**Request:** List all lines of the data that include the string "type".
^^^^^^^^^^^^^^^^
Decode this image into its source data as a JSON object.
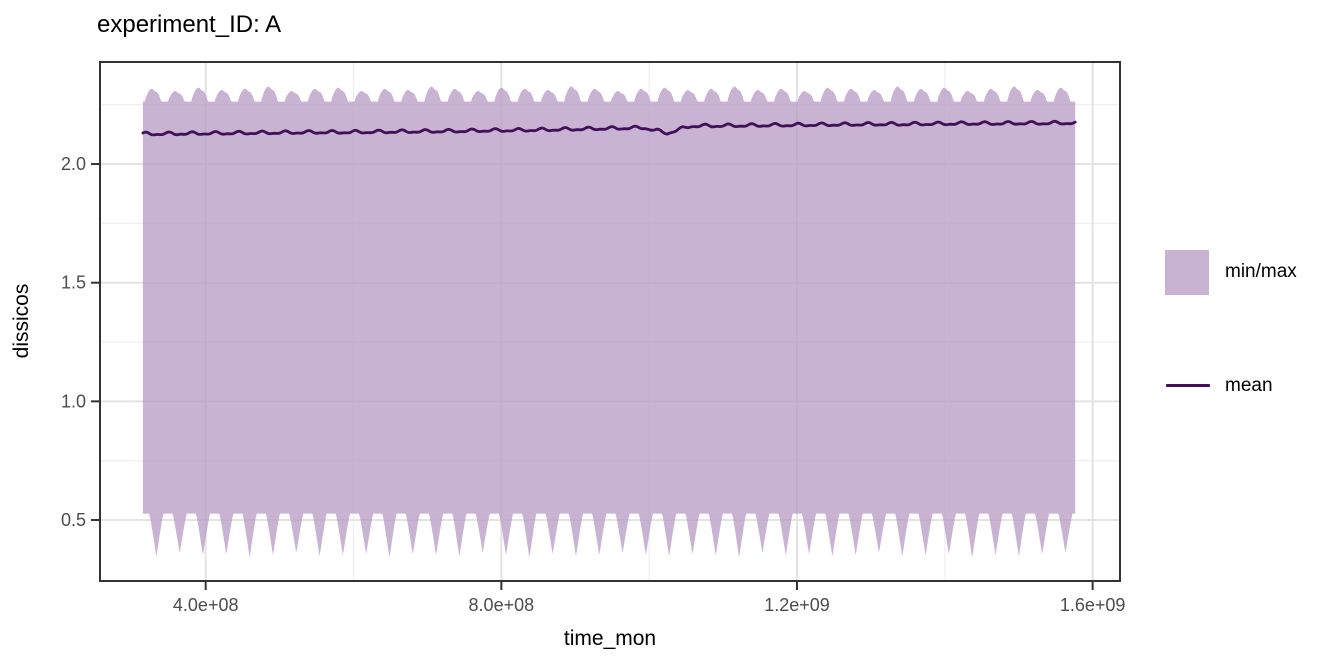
{
  "chart_data": {
    "type": "area",
    "title": "experiment_ID: A",
    "xlabel": "time_mon",
    "ylabel": "dissicos",
    "xlim": [
      257000000,
      1637000000
    ],
    "ylim": [
      0.243,
      2.43
    ],
    "x_major_ticks": [
      400000000,
      800000000,
      1200000000,
      1600000000
    ],
    "x_tick_labels": [
      "4.0e+08",
      "8.0e+08",
      "1.2e+09",
      "1.6e+09"
    ],
    "x_minor_ticks": [
      600000000,
      1000000000,
      1400000000
    ],
    "y_major_ticks": [
      0.5,
      1.0,
      1.5,
      2.0
    ],
    "y_tick_labels": [
      "0.5",
      "1.0",
      "1.5",
      "2.0"
    ],
    "y_minor_ticks": [
      0.75,
      1.25,
      1.75,
      2.25
    ],
    "grid": true,
    "legend_position": "right",
    "colors": {
      "ribbon_fill": "#b89dc6",
      "ribbon_fill_opacity": 0.78,
      "mean_line": "#421059",
      "panel_border": "#333333",
      "grid_major": "#e3e3e3",
      "grid_minor": "#f0f0f0",
      "tick_label": "#4d4d4d",
      "tick_mark": "#333333"
    },
    "time_start": 315000000,
    "cycle_period_seconds": 31536000,
    "n_cycles": 40,
    "series": [
      {
        "name": "min/max",
        "type": "ribbon",
        "max_base": 2.263,
        "max_annual_peaks": [
          2.32,
          2.31,
          2.325,
          2.315,
          2.32,
          2.33,
          2.31,
          2.32,
          2.325,
          2.31,
          2.32,
          2.315,
          2.33,
          2.32,
          2.31,
          2.325,
          2.32,
          2.315,
          2.33,
          2.32,
          2.31,
          2.32,
          2.325,
          2.315,
          2.32,
          2.33,
          2.315,
          2.32,
          2.31,
          2.325,
          2.32,
          2.315,
          2.33,
          2.32,
          2.325,
          2.31,
          2.32,
          2.33,
          2.315,
          2.325
        ],
        "min_ceiling": 0.527,
        "min_annual_troughs": [
          0.345,
          0.36,
          0.35,
          0.355,
          0.34,
          0.35,
          0.36,
          0.345,
          0.35,
          0.355,
          0.34,
          0.355,
          0.35,
          0.345,
          0.36,
          0.35,
          0.34,
          0.355,
          0.345,
          0.35,
          0.36,
          0.35,
          0.345,
          0.355,
          0.35,
          0.34,
          0.36,
          0.35,
          0.355,
          0.345,
          0.35,
          0.36,
          0.345,
          0.35,
          0.355,
          0.34,
          0.35,
          0.345,
          0.355,
          0.36
        ]
      },
      {
        "name": "mean",
        "type": "line",
        "annual_means": [
          2.127,
          2.128,
          2.129,
          2.13,
          2.131,
          2.132,
          2.133,
          2.134,
          2.134,
          2.135,
          2.136,
          2.137,
          2.138,
          2.139,
          2.141,
          2.142,
          2.143,
          2.145,
          2.147,
          2.149,
          2.151,
          2.153,
          2.13,
          2.16,
          2.161,
          2.162,
          2.163,
          2.164,
          2.165,
          2.166,
          2.167,
          2.168,
          2.168,
          2.169,
          2.17,
          2.171,
          2.171,
          2.172,
          2.172,
          2.173
        ],
        "wiggle_amplitude": 0.005,
        "dip_note": "mean dips to 2.13 near t=1.02e9 then recovers"
      }
    ]
  }
}
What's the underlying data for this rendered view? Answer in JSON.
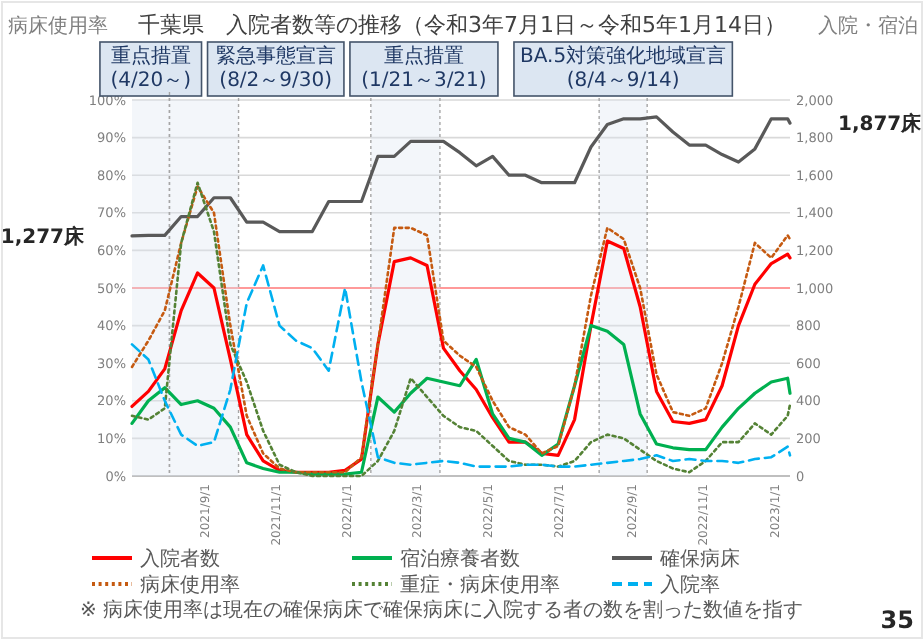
{
  "chart_data": {
    "type": "line",
    "title": "千葉県　入院者数等の推移（令和3年7月1日～令和5年1月14日）",
    "ylabel": "病床使用率",
    "y2label": "入院・宿泊",
    "x": [
      "2021-07-01",
      "2021-07-15",
      "2021-07-29",
      "2021-08-12",
      "2021-08-26",
      "2021-09-09",
      "2021-09-23",
      "2021-10-07",
      "2021-10-21",
      "2021-11-04",
      "2021-11-18",
      "2021-12-02",
      "2021-12-16",
      "2021-12-30",
      "2022-01-13",
      "2022-01-27",
      "2022-02-10",
      "2022-02-24",
      "2022-03-10",
      "2022-03-24",
      "2022-04-07",
      "2022-04-21",
      "2022-05-05",
      "2022-05-19",
      "2022-06-02",
      "2022-06-16",
      "2022-06-30",
      "2022-07-14",
      "2022-07-28",
      "2022-08-11",
      "2022-08-25",
      "2022-09-08",
      "2022-09-22",
      "2022-10-06",
      "2022-10-20",
      "2022-11-03",
      "2022-11-17",
      "2022-12-01",
      "2022-12-15",
      "2022-12-29",
      "2023-01-12",
      "2023-01-14"
    ],
    "xlim": [
      "2021-07-01",
      "2023-01-14"
    ],
    "ylim": [
      0,
      100
    ],
    "yticks": [
      {
        "value": 0,
        "label": "0%"
      },
      {
        "value": 10,
        "label": "10%"
      },
      {
        "value": 20,
        "label": "20%"
      },
      {
        "value": 30,
        "label": "30%"
      },
      {
        "value": 40,
        "label": "40%"
      },
      {
        "value": 50,
        "label": "50%"
      },
      {
        "value": 60,
        "label": "60%"
      },
      {
        "value": 70,
        "label": "70%"
      },
      {
        "value": 80,
        "label": "80%"
      },
      {
        "value": 90,
        "label": "90%"
      },
      {
        "value": 100,
        "label": "100%"
      }
    ],
    "y2lim": [
      0,
      2000
    ],
    "y2ticks": [
      0,
      200,
      400,
      600,
      800,
      {
        "value": 1000,
        "label": "1,000"
      },
      {
        "value": 1200,
        "label": "1,200"
      },
      {
        "value": 1400,
        "label": "1,400"
      },
      {
        "value": 1600,
        "label": "1,600"
      },
      {
        "value": 1800,
        "label": "1,800"
      },
      {
        "value": 2000,
        "label": "2,000"
      }
    ],
    "xticks": [
      {
        "value": "2021-09-01",
        "label": "2021/9/1"
      },
      {
        "value": "2021-11-01",
        "label": "2021/11/1"
      },
      {
        "value": "2022-01-01",
        "label": "2022/1/1"
      },
      {
        "value": "2022-03-01",
        "label": "2022/3/1"
      },
      {
        "value": "2022-05-01",
        "label": "2022/5/1"
      },
      {
        "value": "2022-07-01",
        "label": "2022/7/1"
      },
      {
        "value": "2022-09-01",
        "label": "2022/9/1"
      },
      {
        "value": "2022-11-01",
        "label": "2022/11/1"
      },
      {
        "value": "2023-01-01",
        "label": "2023/1/1"
      }
    ],
    "grid": "y",
    "legend": "bottom",
    "series": [
      {
        "name": "入院者数",
        "color": "#ff0000",
        "axis": "y2",
        "line_style": "solid",
        "values": [
          370,
          450,
          570,
          880,
          1080,
          1000,
          620,
          220,
          80,
          30,
          20,
          20,
          20,
          30,
          90,
          700,
          1140,
          1160,
          1120,
          680,
          560,
          460,
          310,
          180,
          180,
          120,
          110,
          300,
          800,
          1250,
          1210,
          900,
          450,
          290,
          280,
          300,
          480,
          800,
          1020,
          1130,
          1180,
          1160
        ]
      },
      {
        "name": "宿泊療養者数",
        "color": "#00b050",
        "axis": "y2",
        "line_style": "solid",
        "values": [
          280,
          400,
          470,
          380,
          400,
          360,
          260,
          70,
          40,
          20,
          20,
          10,
          10,
          10,
          20,
          420,
          340,
          440,
          520,
          500,
          480,
          620,
          330,
          200,
          180,
          110,
          170,
          480,
          800,
          770,
          700,
          330,
          170,
          150,
          140,
          140,
          260,
          360,
          440,
          500,
          520,
          440
        ]
      },
      {
        "name": "確保病床",
        "color": "#595959",
        "axis": "y2",
        "line_style": "solid",
        "values": [
          1277,
          1280,
          1280,
          1380,
          1380,
          1480,
          1480,
          1350,
          1350,
          1300,
          1300,
          1300,
          1460,
          1460,
          1460,
          1700,
          1700,
          1780,
          1780,
          1780,
          1720,
          1650,
          1700,
          1600,
          1600,
          1560,
          1560,
          1560,
          1750,
          1870,
          1900,
          1900,
          1910,
          1830,
          1760,
          1760,
          1710,
          1670,
          1740,
          1900,
          1900,
          1877
        ]
      },
      {
        "name": "病床使用率",
        "color": "#c55a11",
        "line_style": "dotted",
        "values": [
          29,
          36,
          44,
          62,
          77,
          70,
          40,
          16,
          6,
          2,
          1,
          1,
          1,
          1,
          5,
          35,
          66,
          66,
          64,
          36,
          32,
          29,
          20,
          13,
          11,
          6,
          8,
          24,
          48,
          66,
          63,
          50,
          27,
          17,
          16,
          18,
          30,
          45,
          62,
          58,
          64,
          63
        ]
      },
      {
        "name": "重症・病床使用率",
        "color": "#548235",
        "line_style": "dotted",
        "values": [
          16,
          15,
          18,
          62,
          78,
          65,
          35,
          25,
          12,
          3,
          1,
          0,
          0,
          0,
          0,
          4,
          12,
          26,
          21,
          16,
          13,
          12,
          8,
          4,
          3,
          3,
          2.5,
          4,
          9,
          11,
          10,
          7,
          4,
          2,
          1,
          4,
          9,
          9,
          14,
          11,
          16,
          19
        ]
      },
      {
        "name": "入院率",
        "color": "#00b0f0",
        "line_style": "dashed",
        "values": [
          35,
          31,
          20,
          11,
          8,
          9,
          23,
          46,
          56,
          40,
          36,
          34,
          28,
          50,
          25,
          5,
          3.5,
          3,
          3.5,
          4,
          3.5,
          2.5,
          2.5,
          2.5,
          3,
          3,
          2.5,
          2.5,
          3,
          3.5,
          4,
          4.5,
          5.5,
          4,
          4.5,
          4,
          4,
          3.5,
          4.5,
          5,
          7.8,
          5.5
        ]
      }
    ],
    "ref_lines": [
      {
        "axis": "y",
        "value": 50,
        "color": "#ff9999"
      }
    ],
    "bands": [
      {
        "axis": "x",
        "from": "2021-07-01",
        "to": "2021-08-02",
        "label": "重点措置\n(4/20～)",
        "color": "#dce6f2"
      },
      {
        "axis": "x",
        "from": "2021-08-02",
        "to": "2021-09-30",
        "label": "緊急事態宣言\n(8/2～9/30)",
        "color": "#dce6f2"
      },
      {
        "axis": "x",
        "from": "2022-01-21",
        "to": "2022-03-21",
        "label": "重点措置\n(1/21～3/21)",
        "color": "#dce6f2"
      },
      {
        "axis": "x",
        "from": "2022-08-04",
        "to": "2022-09-14",
        "label": "BA.5対策強化地域宣言\n(8/4～9/14)",
        "color": "#dce6f2"
      }
    ],
    "annotations": [
      "1,277床",
      "1,877床",
      "※ 病床使用率は現在の確保病床で確保病床に入院する者の数を割った数値を指す",
      "35"
    ]
  }
}
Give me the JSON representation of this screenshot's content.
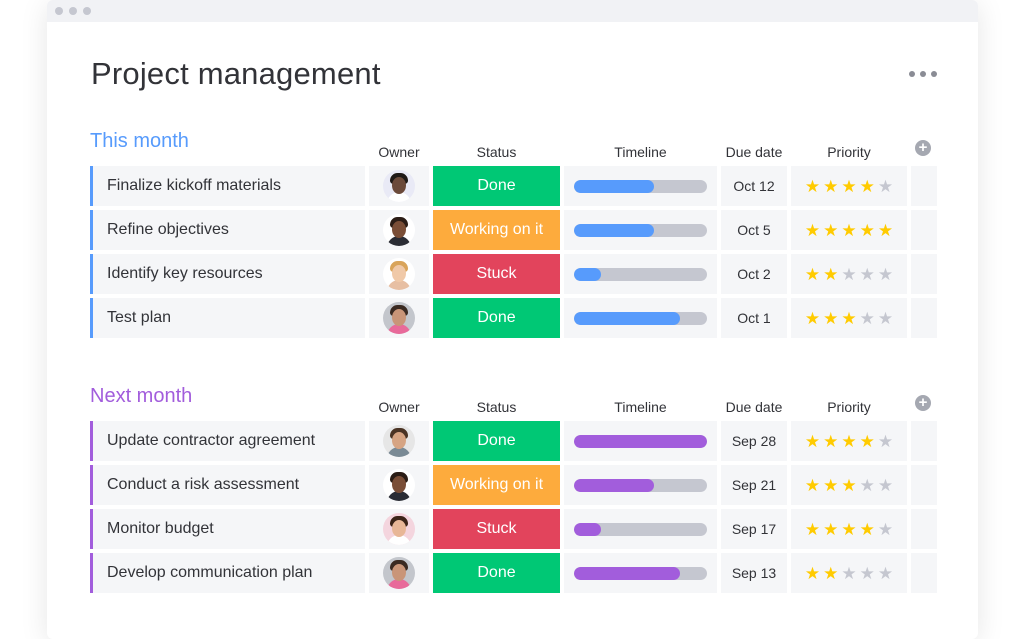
{
  "window": {
    "title": "Project management"
  },
  "colors": {
    "this_month": "#579bfc",
    "next_month": "#a25ddc",
    "done": "#00c875",
    "working": "#fdab3d",
    "stuck": "#e2445c",
    "star_on": "#ffcb00",
    "star_off": "#c5c7d0"
  },
  "columns": {
    "owner": "Owner",
    "status": "Status",
    "timeline": "Timeline",
    "due": "Due date",
    "priority": "Priority"
  },
  "groups": [
    {
      "title": "This month",
      "rows": [
        {
          "name": "Finalize kickoff materials",
          "status": "Done",
          "status_color": "done",
          "timeline": 0.6,
          "due": "Oct 12",
          "priority": 4,
          "avatar": {
            "skin": "#6b4a3a",
            "hair": "#1f1a17",
            "shirt": "#ffffff",
            "bg": "#e9eaf6"
          }
        },
        {
          "name": "Refine objectives",
          "status": "Working on it",
          "status_color": "working",
          "timeline": 0.6,
          "due": "Oct 5",
          "priority": 5,
          "avatar": {
            "skin": "#7a4e37",
            "hair": "#2b1d16",
            "shirt": "#2a2c34",
            "bg": "#ffffff"
          }
        },
        {
          "name": "Identify key resources",
          "status": "Stuck",
          "status_color": "stuck",
          "timeline": 0.2,
          "due": "Oct 2",
          "priority": 2,
          "avatar": {
            "skin": "#f0c9a8",
            "hair": "#d9a45a",
            "shirt": "#e7bfa3",
            "bg": "#ffffff"
          }
        },
        {
          "name": "Test plan",
          "status": "Done",
          "status_color": "done",
          "timeline": 0.8,
          "due": "Oct 1",
          "priority": 3,
          "avatar": {
            "skin": "#c99578",
            "hair": "#3a2a22",
            "shirt": "#e86a9a",
            "bg": "#c3c6cc"
          }
        }
      ]
    },
    {
      "title": "Next month",
      "rows": [
        {
          "name": "Update contractor agreement",
          "status": "Done",
          "status_color": "done",
          "timeline": 1.0,
          "due": "Sep 28",
          "priority": 4,
          "avatar": {
            "skin": "#d6a483",
            "hair": "#4a3324",
            "shirt": "#7a8a95",
            "bg": "#e6e6e6"
          }
        },
        {
          "name": "Conduct a risk assessment",
          "status": "Working on it",
          "status_color": "working",
          "timeline": 0.6,
          "due": "Sep 21",
          "priority": 3,
          "avatar": {
            "skin": "#7a4e37",
            "hair": "#2b1d16",
            "shirt": "#2a2c34",
            "bg": "#ffffff"
          }
        },
        {
          "name": "Monitor budget",
          "status": "Stuck",
          "status_color": "stuck",
          "timeline": 0.2,
          "due": "Sep 17",
          "priority": 4,
          "avatar": {
            "skin": "#e8b797",
            "hair": "#3b2418",
            "shirt": "#ffffff",
            "bg": "#f4d5de"
          }
        },
        {
          "name": "Develop communication plan",
          "status": "Done",
          "status_color": "done",
          "timeline": 0.8,
          "due": "Sep 13",
          "priority": 2,
          "avatar": {
            "skin": "#c99578",
            "hair": "#3a2a22",
            "shirt": "#e86a9a",
            "bg": "#c3c6cc"
          }
        }
      ]
    }
  ]
}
^^^^^^^^^^^^^^^^
**Exercise result:**
    "type": "area",
        "type": "ribbon",
        "type": "line",
    "type": "line",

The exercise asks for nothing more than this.